__Materials provided__:
'''

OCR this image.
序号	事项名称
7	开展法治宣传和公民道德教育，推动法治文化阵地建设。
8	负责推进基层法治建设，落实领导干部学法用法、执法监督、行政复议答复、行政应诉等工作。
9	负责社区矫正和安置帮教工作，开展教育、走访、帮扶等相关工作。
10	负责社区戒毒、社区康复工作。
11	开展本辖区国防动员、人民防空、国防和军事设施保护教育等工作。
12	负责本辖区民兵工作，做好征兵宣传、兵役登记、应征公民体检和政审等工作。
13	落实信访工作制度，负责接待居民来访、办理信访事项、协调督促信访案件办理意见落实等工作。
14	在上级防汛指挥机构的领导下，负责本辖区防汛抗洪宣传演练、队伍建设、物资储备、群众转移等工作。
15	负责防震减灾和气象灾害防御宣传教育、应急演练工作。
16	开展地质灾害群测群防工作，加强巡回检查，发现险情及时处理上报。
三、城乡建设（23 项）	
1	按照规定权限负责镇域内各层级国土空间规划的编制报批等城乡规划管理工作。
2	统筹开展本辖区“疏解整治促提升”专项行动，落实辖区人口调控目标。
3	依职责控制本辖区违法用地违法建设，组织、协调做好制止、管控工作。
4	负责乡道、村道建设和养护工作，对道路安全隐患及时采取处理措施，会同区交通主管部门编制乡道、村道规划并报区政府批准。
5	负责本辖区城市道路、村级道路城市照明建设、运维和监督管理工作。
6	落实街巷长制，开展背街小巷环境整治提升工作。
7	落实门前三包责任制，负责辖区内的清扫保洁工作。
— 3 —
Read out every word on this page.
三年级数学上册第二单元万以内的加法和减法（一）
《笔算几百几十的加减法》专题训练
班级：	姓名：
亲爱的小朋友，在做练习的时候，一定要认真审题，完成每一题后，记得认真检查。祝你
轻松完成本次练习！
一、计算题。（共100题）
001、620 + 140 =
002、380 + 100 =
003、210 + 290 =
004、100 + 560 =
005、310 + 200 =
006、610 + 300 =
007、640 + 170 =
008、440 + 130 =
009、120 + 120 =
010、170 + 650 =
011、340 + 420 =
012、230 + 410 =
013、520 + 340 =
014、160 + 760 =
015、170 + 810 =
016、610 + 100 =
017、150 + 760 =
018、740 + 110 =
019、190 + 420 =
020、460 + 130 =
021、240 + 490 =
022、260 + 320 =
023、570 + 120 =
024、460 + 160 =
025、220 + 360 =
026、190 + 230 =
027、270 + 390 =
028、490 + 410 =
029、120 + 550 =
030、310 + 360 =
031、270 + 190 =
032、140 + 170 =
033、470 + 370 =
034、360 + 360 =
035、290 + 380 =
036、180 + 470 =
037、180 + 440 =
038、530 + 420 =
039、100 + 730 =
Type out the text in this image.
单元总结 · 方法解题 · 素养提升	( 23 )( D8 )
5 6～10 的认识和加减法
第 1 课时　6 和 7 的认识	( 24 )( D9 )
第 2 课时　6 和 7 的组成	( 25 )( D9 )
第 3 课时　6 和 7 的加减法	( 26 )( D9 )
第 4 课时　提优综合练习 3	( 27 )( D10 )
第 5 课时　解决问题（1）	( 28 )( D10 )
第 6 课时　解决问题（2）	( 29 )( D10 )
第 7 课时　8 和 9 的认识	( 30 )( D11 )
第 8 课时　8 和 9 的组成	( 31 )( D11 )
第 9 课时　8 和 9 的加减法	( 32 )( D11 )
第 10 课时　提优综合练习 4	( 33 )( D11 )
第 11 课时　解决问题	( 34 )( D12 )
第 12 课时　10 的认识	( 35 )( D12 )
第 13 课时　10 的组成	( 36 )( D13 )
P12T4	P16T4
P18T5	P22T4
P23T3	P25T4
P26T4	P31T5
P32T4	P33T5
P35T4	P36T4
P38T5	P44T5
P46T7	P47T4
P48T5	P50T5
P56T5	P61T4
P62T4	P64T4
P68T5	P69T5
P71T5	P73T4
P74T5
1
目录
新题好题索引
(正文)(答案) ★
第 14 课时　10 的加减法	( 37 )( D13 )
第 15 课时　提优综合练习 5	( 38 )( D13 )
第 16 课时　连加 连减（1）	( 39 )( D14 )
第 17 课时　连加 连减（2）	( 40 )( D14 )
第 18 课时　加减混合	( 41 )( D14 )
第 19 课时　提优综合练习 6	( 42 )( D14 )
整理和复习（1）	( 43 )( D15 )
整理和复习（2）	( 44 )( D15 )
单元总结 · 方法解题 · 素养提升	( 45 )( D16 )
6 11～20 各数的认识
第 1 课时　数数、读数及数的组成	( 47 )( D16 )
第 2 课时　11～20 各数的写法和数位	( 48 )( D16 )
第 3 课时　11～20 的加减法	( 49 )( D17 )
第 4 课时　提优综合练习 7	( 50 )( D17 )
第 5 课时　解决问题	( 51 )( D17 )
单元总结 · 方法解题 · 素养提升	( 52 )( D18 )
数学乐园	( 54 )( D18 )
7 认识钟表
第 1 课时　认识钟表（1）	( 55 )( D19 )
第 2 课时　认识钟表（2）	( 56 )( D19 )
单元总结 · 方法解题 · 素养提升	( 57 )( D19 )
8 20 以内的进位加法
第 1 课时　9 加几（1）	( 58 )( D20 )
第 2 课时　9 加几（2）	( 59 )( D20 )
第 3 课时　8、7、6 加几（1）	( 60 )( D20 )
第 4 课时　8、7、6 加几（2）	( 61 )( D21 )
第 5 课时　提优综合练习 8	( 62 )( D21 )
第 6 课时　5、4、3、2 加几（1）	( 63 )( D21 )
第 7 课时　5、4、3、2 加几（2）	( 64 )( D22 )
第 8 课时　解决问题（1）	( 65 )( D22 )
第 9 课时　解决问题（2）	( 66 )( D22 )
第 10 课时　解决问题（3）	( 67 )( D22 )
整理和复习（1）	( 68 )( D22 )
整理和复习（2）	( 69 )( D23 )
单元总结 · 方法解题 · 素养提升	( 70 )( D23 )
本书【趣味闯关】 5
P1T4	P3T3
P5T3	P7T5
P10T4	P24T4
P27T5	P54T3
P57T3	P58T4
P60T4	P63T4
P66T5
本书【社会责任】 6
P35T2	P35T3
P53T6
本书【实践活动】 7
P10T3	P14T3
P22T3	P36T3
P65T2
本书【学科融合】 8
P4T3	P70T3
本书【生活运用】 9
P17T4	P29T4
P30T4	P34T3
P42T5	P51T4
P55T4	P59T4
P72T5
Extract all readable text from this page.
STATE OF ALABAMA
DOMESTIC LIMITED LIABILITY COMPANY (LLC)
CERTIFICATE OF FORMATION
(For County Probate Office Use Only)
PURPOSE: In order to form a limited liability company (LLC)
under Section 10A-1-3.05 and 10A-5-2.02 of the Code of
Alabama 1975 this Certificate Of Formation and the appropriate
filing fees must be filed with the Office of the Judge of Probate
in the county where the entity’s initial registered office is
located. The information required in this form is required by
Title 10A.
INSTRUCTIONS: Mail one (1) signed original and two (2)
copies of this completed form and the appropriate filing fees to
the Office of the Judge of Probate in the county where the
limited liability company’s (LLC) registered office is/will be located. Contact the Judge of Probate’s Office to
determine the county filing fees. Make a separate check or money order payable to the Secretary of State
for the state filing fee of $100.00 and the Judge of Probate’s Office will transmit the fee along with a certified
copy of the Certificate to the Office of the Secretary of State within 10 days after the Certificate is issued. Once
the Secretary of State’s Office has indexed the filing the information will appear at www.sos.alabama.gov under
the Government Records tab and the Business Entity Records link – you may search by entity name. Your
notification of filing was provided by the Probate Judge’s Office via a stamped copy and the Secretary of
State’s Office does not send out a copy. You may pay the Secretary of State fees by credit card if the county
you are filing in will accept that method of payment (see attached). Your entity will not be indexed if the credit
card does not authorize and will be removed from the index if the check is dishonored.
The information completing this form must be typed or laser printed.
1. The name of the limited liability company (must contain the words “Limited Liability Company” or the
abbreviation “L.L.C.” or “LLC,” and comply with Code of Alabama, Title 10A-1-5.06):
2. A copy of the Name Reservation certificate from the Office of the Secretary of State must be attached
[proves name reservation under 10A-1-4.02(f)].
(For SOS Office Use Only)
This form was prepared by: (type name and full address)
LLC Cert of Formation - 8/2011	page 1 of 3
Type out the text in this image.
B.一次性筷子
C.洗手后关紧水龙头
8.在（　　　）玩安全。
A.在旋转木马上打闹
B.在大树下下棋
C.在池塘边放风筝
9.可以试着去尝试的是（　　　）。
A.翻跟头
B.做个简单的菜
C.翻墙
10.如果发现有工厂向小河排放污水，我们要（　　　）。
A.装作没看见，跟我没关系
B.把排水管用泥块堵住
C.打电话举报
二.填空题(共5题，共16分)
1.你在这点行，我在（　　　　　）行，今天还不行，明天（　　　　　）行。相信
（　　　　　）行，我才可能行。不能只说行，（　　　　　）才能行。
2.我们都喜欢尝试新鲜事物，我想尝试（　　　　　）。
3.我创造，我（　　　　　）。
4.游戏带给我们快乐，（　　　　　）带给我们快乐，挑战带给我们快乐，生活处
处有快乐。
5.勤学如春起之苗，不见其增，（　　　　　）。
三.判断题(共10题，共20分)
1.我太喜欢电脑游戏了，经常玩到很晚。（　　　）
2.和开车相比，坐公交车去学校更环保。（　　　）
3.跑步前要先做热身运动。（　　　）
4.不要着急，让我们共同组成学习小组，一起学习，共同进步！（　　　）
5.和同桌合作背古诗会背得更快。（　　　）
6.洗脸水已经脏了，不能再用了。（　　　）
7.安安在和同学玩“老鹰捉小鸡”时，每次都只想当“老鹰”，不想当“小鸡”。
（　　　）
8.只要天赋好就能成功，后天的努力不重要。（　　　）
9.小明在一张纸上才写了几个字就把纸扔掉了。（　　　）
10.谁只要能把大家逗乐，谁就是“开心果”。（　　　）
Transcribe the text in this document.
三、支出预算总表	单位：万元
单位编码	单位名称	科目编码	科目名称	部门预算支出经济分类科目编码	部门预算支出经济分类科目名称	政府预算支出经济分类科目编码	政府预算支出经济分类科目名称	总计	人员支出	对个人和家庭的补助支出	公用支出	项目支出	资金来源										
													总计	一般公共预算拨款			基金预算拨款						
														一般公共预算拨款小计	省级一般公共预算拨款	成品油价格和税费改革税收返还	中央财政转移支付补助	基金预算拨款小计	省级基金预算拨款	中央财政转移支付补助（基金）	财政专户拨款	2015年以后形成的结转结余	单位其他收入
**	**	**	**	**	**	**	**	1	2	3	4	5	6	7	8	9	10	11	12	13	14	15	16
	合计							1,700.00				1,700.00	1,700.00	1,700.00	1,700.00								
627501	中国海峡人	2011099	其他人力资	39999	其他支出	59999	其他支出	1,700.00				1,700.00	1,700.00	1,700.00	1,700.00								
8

'''

__Job__:
Copy out each line of the records that holds the string "fees".

__Output of the task__:
filing fees must be filed with the Office of the Judge of Probate
copies of this completed form and the appropriate filing fees to
determine the county filing fees. Make a separate check or money order payable to the Secretary of State
State’s Office does not send out a copy. You may pay the Secretary of State fees by credit card if the county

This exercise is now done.